Wherever a line in the data below holds "Merry", copy that line.

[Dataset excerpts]

/---

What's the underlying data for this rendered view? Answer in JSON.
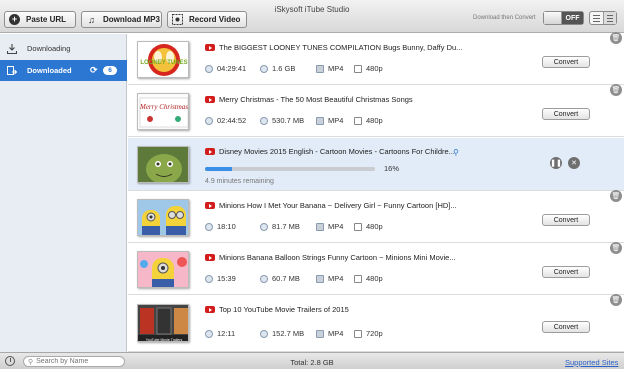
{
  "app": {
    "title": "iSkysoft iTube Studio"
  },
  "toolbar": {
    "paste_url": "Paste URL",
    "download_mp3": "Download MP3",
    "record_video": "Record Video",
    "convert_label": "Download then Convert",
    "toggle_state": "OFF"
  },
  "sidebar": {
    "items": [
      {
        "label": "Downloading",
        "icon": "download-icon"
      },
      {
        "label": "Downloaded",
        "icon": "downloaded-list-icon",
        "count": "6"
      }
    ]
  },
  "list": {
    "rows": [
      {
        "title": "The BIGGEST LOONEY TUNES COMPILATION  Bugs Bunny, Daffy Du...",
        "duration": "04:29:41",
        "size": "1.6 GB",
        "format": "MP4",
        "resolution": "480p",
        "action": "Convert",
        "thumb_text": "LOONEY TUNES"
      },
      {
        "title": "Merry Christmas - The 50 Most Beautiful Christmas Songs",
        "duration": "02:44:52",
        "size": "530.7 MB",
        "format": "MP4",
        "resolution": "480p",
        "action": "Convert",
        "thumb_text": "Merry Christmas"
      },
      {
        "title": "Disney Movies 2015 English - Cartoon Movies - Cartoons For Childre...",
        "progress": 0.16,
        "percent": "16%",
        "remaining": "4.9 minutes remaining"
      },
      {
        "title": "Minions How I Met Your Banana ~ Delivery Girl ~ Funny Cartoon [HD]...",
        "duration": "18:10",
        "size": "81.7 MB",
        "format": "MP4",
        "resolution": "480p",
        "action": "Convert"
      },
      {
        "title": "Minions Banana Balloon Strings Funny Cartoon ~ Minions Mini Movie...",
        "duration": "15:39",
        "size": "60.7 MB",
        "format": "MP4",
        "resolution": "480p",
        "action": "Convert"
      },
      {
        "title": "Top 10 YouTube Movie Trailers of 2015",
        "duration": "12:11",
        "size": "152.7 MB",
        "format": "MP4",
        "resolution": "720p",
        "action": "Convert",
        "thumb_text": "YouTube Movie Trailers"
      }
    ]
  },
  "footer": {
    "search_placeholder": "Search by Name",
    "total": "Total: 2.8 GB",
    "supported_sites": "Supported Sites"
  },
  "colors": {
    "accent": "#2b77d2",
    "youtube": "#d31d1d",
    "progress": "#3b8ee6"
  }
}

\---
/---

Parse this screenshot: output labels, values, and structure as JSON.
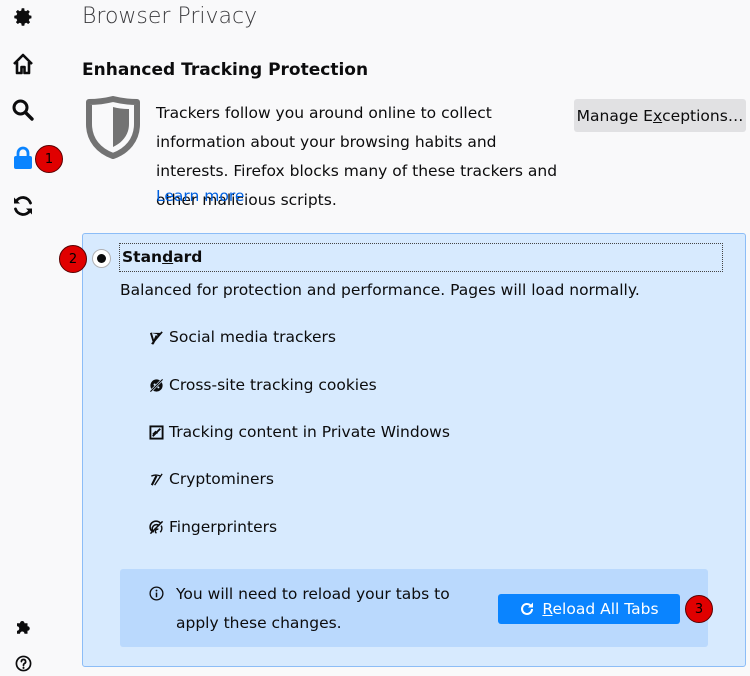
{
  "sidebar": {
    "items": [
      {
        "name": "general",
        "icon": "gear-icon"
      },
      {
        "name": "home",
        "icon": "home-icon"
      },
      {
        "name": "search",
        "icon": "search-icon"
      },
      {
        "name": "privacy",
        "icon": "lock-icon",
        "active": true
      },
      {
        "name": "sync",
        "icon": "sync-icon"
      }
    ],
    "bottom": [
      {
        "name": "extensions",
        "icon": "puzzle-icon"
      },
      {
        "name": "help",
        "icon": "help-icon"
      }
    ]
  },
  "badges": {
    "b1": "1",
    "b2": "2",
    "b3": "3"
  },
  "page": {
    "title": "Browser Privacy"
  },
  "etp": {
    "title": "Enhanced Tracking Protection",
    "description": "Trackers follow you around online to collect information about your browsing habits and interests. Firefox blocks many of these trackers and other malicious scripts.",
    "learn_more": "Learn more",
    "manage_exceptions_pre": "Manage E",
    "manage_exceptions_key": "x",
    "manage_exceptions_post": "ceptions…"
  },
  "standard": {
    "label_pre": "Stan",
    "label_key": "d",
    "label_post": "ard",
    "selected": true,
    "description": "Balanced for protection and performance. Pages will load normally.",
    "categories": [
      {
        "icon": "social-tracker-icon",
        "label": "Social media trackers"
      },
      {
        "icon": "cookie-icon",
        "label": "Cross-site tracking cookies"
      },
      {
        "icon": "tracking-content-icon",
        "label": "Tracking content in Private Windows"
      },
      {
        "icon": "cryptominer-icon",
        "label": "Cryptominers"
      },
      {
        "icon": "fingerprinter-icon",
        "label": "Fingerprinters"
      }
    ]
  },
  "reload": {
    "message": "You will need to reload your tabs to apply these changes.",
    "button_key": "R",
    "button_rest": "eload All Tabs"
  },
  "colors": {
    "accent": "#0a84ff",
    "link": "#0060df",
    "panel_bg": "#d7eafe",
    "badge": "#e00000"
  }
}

\---

- [FINISHED EXERCISE]:
        "title": "Merry Christmas - The 50 Most Beautiful Christmas Songs",
        "thumb_text": "Merry Christmas"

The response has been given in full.